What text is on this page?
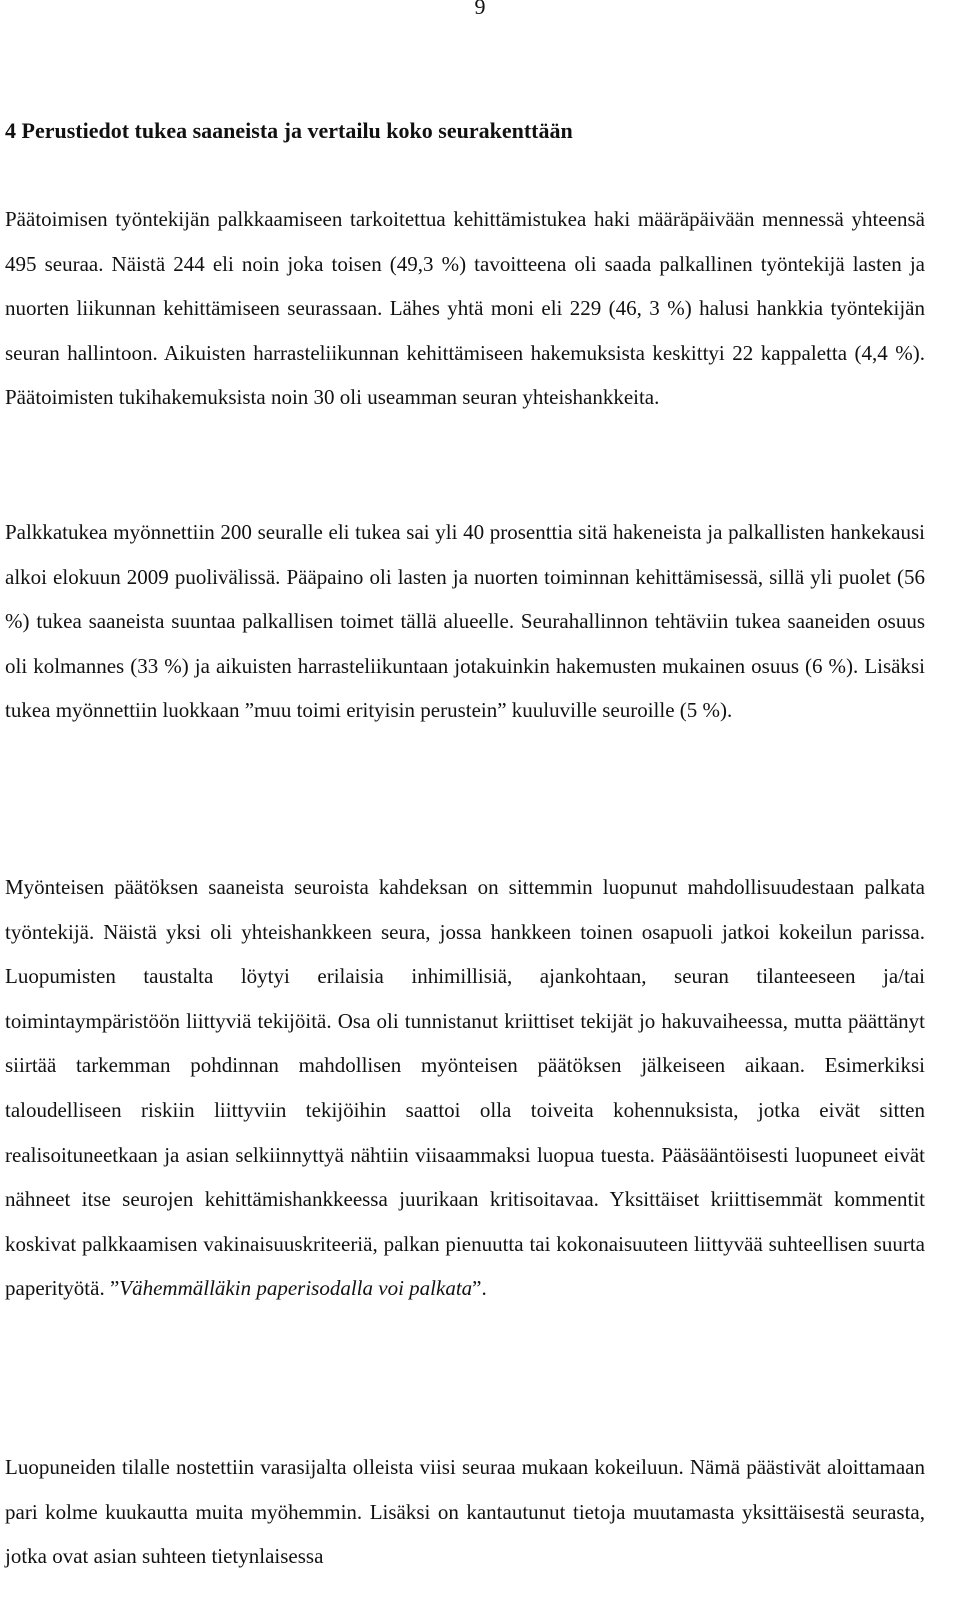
9
4 Perustiedot tukea saaneista ja vertailu koko seurakenttään

Päätoimisen työntekijän palkkaamiseen tarkoitettua kehittämistukea haki määräpäivään mennessä yhteensä 495 seuraa. Näistä 244 eli noin joka toisen (49,3 %) tavoitteena oli saada palkallinen työntekijä lasten ja nuorten liikunnan kehittämiseen seurassaan. Lähes yhtä moni eli 229 (46, 3 %) halusi hankkia työntekijän seuran hallintoon. Aikuisten harrasteliikunnan kehittämiseen hakemuksista keskittyi 22 kappaletta (4,4 %). Päätoimisten tukihakemuksista noin 30 oli useamman seuran yhteishankkeita.

Palkkatukea myönnettiin 200 seuralle eli tukea sai yli 40 prosenttia sitä hakeneista ja palkallisten hankekausi alkoi elokuun 2009 puolivälissä. Pääpaino oli lasten ja nuorten toiminnan kehittämisessä, sillä yli puolet (56 %) tukea saaneista suuntaa palkallisen toimet tällä alueelle. Seurahallinnon tehtäviin tukea saaneiden osuus oli kolmannes (33 %) ja aikuisten harrasteliikuntaan jotakuinkin hakemusten mukainen osuus (6 %). Lisäksi tukea myönnettiin luokkaan ”muu toimi erityisin perustein” kuuluville seuroille (5 %).

Myönteisen päätöksen saaneista seuroista kahdeksan on sittemmin luopunut mahdollisuudestaan palkata työntekijä. Näistä yksi oli yhteishankkeen seura, jossa hankkeen toinen osapuoli jatkoi kokeilun parissa. Luopumisten taustalta löytyi erilaisia inhimillisiä, ajankohtaan, seuran tilanteeseen ja/tai toimintaympäristöön liittyviä tekijöitä. Osa oli tunnistanut kriittiset tekijät jo hakuvaiheessa, mutta päättänyt siirtää tarkemman pohdinnan mahdollisen myönteisen päätöksen jälkeiseen aikaan. Esimerkiksi taloudelliseen riskiin liittyviin tekijöihin saattoi olla toiveita kohennuksista, jotka eivät sitten realisoituneetkaan ja asian selkiinnyttyä nähtiin viisaammaksi luopua tuesta. Pääsääntöisesti luopuneet eivät nähneet itse seurojen kehittämishankkeessa juurikaan kritisoitavaa. Yksittäiset kriittisemmät kommentit koskivat palkkaamisen vakinaisuuskriteeriä, palkan pienuutta tai kokonaisuuteen liittyvää suhteellisen suurta paperityötä. ”Vähemmälläkin paperisodalla voi palkata”.

Luopuneiden tilalle nostettiin varasijalta olleista viisi seuraa mukaan kokeiluun. Nämä päästivät aloittamaan pari kolme kuukautta muita myöhemmin. Lisäksi on kantautunut tietoja muutamasta yksittäisestä seurasta, jotka ovat asian suhteen tietynlaisessa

=-=-=

> _What to produce_: Transcribe the listing in full. Omit the pictures and keep every line exact.

> _Response to the exercise_:
What text is on this page?
9
4 Perustiedot tukea saaneista ja vertailu koko seurakenttään

Päätoimisen työntekijän palkkaamiseen tarkoitettua kehittämistukea haki määräpäivään mennessä yhteensä 495 seuraa. Näistä 244 eli noin joka toisen (49,3 %) tavoitteena oli saada palkallinen työntekijä lasten ja nuorten liikunnan kehittämiseen seurassaan. Lähes yhtä moni eli 229 (46, 3 %) halusi hankkia työntekijän seuran hallintoon. Aikuisten harrasteliikunnan kehittämiseen hakemuksista keskittyi 22 kappaletta (4,4 %). Päätoimisten tukihakemuksista noin 30 oli useamman seuran yhteishankkeita.

Palkkatukea myönnettiin 200 seuralle eli tukea sai yli 40 prosenttia sitä hakeneista ja palkallisten hankekausi alkoi elokuun 2009 puolivälissä. Pääpaino oli lasten ja nuorten toiminnan kehittämisessä, sillä yli puolet (56 %) tukea saaneista suuntaa palkallisen toimet tällä alueelle. Seurahallinnon tehtäviin tukea saaneiden osuus oli kolmannes (33 %) ja aikuisten harrasteliikuntaan jotakuinkin hakemusten mukainen osuus (6 %). Lisäksi tukea myönnettiin luokkaan ”muu toimi erityisin perustein” kuuluville seuroille (5 %).

Myönteisen päätöksen saaneista seuroista kahdeksan on sittemmin luopunut mahdollisuudestaan palkata työntekijä. Näistä yksi oli yhteishankkeen seura, jossa hankkeen toinen osapuoli jatkoi kokeilun parissa. Luopumisten taustalta löytyi erilaisia inhimillisiä, ajankohtaan, seuran tilanteeseen ja/tai toimintaympäristöön liittyviä tekijöitä. Osa oli tunnistanut kriittiset tekijät jo hakuvaiheessa, mutta päättänyt siirtää tarkemman pohdinnan mahdollisen myönteisen päätöksen jälkeiseen aikaan. Esimerkiksi taloudelliseen riskiin liittyviin tekijöihin saattoi olla toiveita kohennuksista, jotka eivät sitten realisoituneetkaan ja asian selkiinnyttyä nähtiin viisaammaksi luopua tuesta. Pääsääntöisesti luopuneet eivät nähneet itse seurojen kehittämishankkeessa juurikaan kritisoitavaa. Yksittäiset kriittisemmät kommentit koskivat palkkaamisen vakinaisuuskriteeriä, palkan pienuutta tai kokonaisuuteen liittyvää suhteellisen suurta paperityötä. ”Vähemmälläkin paperisodalla voi palkata”.

Luopuneiden tilalle nostettiin varasijalta olleista viisi seuraa mukaan kokeiluun. Nämä päästivät aloittamaan pari kolme kuukautta muita myöhemmin. Lisäksi on kantautunut tietoja muutamasta yksittäisestä seurasta, jotka ovat asian suhteen tietynlaisessa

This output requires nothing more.